**YOUR INSTRUCTIONS**
Print each of the entries exactly, leaving nothing out.

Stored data
start

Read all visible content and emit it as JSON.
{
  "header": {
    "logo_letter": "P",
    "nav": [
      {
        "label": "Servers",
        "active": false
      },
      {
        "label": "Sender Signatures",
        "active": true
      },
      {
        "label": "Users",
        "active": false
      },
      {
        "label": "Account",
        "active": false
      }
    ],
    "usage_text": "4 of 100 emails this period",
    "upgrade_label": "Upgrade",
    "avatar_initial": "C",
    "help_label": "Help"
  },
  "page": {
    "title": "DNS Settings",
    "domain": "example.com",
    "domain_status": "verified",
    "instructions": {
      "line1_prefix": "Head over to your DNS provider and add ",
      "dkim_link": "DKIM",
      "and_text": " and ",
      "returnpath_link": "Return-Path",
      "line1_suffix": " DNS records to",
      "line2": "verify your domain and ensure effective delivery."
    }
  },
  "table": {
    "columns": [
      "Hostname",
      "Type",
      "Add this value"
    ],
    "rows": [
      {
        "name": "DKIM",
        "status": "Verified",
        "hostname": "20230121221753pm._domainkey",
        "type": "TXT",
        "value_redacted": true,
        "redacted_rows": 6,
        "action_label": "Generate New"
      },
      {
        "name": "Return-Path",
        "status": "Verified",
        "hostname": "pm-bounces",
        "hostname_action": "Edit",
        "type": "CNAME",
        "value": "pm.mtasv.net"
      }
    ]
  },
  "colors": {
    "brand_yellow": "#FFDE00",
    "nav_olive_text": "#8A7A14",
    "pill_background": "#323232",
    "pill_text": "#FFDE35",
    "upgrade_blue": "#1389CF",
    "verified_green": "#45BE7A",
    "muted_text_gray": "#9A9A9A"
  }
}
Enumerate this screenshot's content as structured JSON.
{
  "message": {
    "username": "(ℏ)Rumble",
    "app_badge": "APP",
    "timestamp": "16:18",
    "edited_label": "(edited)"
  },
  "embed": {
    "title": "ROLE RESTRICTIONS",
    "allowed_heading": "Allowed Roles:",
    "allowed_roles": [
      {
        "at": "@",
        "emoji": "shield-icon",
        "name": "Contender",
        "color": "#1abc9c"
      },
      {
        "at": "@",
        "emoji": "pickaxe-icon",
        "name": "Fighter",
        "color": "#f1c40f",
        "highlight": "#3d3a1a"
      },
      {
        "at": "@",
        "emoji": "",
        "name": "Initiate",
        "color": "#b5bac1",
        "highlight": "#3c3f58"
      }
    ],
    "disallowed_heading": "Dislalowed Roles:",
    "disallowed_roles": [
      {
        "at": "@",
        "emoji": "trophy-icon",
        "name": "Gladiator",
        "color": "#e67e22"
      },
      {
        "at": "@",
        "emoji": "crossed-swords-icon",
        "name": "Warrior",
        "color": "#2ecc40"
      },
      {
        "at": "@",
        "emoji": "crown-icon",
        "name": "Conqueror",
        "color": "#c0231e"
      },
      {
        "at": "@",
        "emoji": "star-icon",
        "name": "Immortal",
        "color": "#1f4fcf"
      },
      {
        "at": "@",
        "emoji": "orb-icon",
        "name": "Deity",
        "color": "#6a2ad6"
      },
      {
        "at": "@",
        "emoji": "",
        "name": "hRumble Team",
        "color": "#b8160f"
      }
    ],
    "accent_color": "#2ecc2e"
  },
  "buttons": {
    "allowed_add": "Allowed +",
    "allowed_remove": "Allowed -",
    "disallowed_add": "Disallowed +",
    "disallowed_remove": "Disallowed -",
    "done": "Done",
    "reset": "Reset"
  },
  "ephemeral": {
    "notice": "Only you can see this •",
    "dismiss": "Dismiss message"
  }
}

end

**RESPONSE TO THIS TASK**
Read all visible content and emit it as JSON.
{
  "header": {
    "logo_letter": "P",
    "nav": [
      {
        "label": "Servers",
        "active": false
      },
      {
        "label": "Sender Signatures",
        "active": true
      },
      {
        "label": "Users",
        "active": false
      },
      {
        "label": "Account",
        "active": false
      }
    ],
    "usage_text": "4 of 100 emails this period",
    "upgrade_label": "Upgrade",
    "avatar_initial": "C",
    "help_label": "Help"
  },
  "page": {
    "title": "DNS Settings",
    "domain": "example.com",
    "domain_status": "verified",
    "instructions": {
      "line1_prefix": "Head over to your DNS provider and add ",
      "dkim_link": "DKIM",
      "and_text": " and ",
      "returnpath_link": "Return-Path",
      "line1_suffix": " DNS records to",
      "line2": "verify your domain and ensure effective delivery."
    }
  },
  "table": {
    "columns": [
      "Hostname",
      "Type",
      "Add this value"
    ],
    "rows": [
      {
        "name": "DKIM",
        "status": "Verified",
        "hostname": "20230121221753pm._domainkey",
        "type": "TXT",
        "value_redacted": true,
        "redacted_rows": 6,
        "action_label": "Generate New"
      },
      {
        "name": "Return-Path",
        "status": "Verified",
        "hostname": "pm-bounces",
        "hostname_action": "Edit",
        "type": "CNAME",
        "value": "pm.mtasv.net"
      }
    ]
  },
  "colors": {
    "brand_yellow": "#FFDE00",
    "nav_olive_text": "#8A7A14",
    "pill_background": "#323232",
    "pill_text": "#FFDE35",
    "upgrade_blue": "#1389CF",
    "verified_green": "#45BE7A",
    "muted_text_gray": "#9A9A9A"
  }
}
Enumerate this screenshot's content as structured JSON.
{
  "message": {
    "username": "(ℏ)Rumble",
    "app_badge": "APP",
    "timestamp": "16:18",
    "edited_label": "(edited)"
  },
  "embed": {
    "title": "ROLE RESTRICTIONS",
    "allowed_heading": "Allowed Roles:",
    "allowed_roles": [
      {
        "at": "@",
        "emoji": "shield-icon",
        "name": "Contender",
        "color": "#1abc9c"
      },
      {
        "at": "@",
        "emoji": "pickaxe-icon",
        "name": "Fighter",
        "color": "#f1c40f",
        "highlight": "#3d3a1a"
      },
      {
        "at": "@",
        "emoji": "",
        "name": "Initiate",
        "color": "#b5bac1",
        "highlight": "#3c3f58"
      }
    ],
    "disallowed_heading": "Dislalowed Roles:",
    "disallowed_roles": [
      {
        "at": "@",
        "emoji": "trophy-icon",
        "name": "Gladiator",
        "color": "#e67e22"
      },
      {
        "at": "@",
        "emoji": "crossed-swords-icon",
        "name": "Warrior",
        "color": "#2ecc40"
      },
      {
        "at": "@",
        "emoji": "crown-icon",
        "name": "Conqueror",
        "color": "#c0231e"
      },
      {
        "at": "@",
        "emoji": "star-icon",
        "name": "Immortal",
        "color": "#1f4fcf"
      },
      {
        "at": "@",
        "emoji": "orb-icon",
        "name": "Deity",
        "color": "#6a2ad6"
      },
      {
        "at": "@",
        "emoji": "",
        "name": "hRumble Team",
        "color": "#b8160f"
      }
    ],
    "accent_color": "#2ecc2e"
  },
  "buttons": {
    "allowed_add": "Allowed +",
    "allowed_remove": "Allowed -",
    "disallowed_add": "Disallowed +",
    "disallowed_remove": "Disallowed -",
    "done": "Done",
    "reset": "Reset"
  },
  "ephemeral": {
    "notice": "Only you can see this •",
    "dismiss": "Dismiss message"
  }
}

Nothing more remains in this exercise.